··· The input

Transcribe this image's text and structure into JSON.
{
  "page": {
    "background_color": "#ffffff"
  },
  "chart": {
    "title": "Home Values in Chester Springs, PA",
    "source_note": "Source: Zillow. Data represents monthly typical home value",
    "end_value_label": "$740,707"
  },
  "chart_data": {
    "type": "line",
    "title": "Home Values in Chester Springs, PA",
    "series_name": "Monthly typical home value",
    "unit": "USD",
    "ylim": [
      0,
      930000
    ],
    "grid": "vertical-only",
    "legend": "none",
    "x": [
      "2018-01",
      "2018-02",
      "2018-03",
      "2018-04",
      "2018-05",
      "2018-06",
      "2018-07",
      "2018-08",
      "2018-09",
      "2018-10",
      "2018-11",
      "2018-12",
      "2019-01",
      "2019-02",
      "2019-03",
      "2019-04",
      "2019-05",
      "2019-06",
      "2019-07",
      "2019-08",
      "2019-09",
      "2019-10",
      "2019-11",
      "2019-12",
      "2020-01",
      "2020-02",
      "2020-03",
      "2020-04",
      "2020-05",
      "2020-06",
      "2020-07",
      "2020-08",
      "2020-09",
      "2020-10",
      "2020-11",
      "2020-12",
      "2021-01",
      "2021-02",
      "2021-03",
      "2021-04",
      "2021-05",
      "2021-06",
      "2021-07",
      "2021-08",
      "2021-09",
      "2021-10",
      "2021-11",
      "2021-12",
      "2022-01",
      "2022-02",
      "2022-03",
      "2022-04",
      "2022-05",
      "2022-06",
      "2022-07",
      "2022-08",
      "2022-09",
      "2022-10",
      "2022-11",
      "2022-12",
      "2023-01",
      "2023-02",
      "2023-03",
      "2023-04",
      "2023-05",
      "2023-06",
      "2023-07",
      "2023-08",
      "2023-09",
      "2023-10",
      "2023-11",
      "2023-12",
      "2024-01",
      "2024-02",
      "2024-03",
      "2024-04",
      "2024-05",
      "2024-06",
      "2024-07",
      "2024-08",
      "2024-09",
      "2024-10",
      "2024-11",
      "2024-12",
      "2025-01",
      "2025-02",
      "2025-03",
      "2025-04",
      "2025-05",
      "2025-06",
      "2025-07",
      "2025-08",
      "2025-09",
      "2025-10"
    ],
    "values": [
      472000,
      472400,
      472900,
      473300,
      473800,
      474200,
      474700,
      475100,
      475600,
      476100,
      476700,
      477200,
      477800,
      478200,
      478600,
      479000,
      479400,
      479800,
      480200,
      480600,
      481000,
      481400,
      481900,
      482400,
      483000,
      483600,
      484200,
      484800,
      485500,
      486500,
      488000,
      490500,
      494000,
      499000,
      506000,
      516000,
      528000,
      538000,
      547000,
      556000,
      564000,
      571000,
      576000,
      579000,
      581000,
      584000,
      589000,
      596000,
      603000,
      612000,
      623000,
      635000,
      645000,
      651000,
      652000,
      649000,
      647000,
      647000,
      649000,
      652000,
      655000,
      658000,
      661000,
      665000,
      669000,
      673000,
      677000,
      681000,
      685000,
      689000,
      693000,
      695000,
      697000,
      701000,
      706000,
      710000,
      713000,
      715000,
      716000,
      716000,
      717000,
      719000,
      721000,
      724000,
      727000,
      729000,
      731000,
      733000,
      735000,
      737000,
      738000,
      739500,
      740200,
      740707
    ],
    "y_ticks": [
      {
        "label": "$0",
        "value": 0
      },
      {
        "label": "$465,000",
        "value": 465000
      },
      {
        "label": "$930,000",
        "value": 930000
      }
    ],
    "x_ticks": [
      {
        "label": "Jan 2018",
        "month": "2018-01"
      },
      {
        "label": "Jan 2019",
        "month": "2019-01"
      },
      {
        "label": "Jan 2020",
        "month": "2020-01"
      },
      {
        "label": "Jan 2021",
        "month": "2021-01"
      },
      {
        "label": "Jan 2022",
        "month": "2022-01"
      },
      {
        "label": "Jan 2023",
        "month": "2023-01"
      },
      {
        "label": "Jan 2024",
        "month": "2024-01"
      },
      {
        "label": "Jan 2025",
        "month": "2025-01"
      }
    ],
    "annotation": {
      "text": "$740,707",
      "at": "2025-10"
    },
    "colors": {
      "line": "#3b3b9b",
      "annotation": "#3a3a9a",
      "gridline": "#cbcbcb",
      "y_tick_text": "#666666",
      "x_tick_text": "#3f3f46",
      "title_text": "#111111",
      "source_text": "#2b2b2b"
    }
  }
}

······

Tally the lines in the entries above that hold the word "typical". Reply with nothing but that count.

- Written response -
2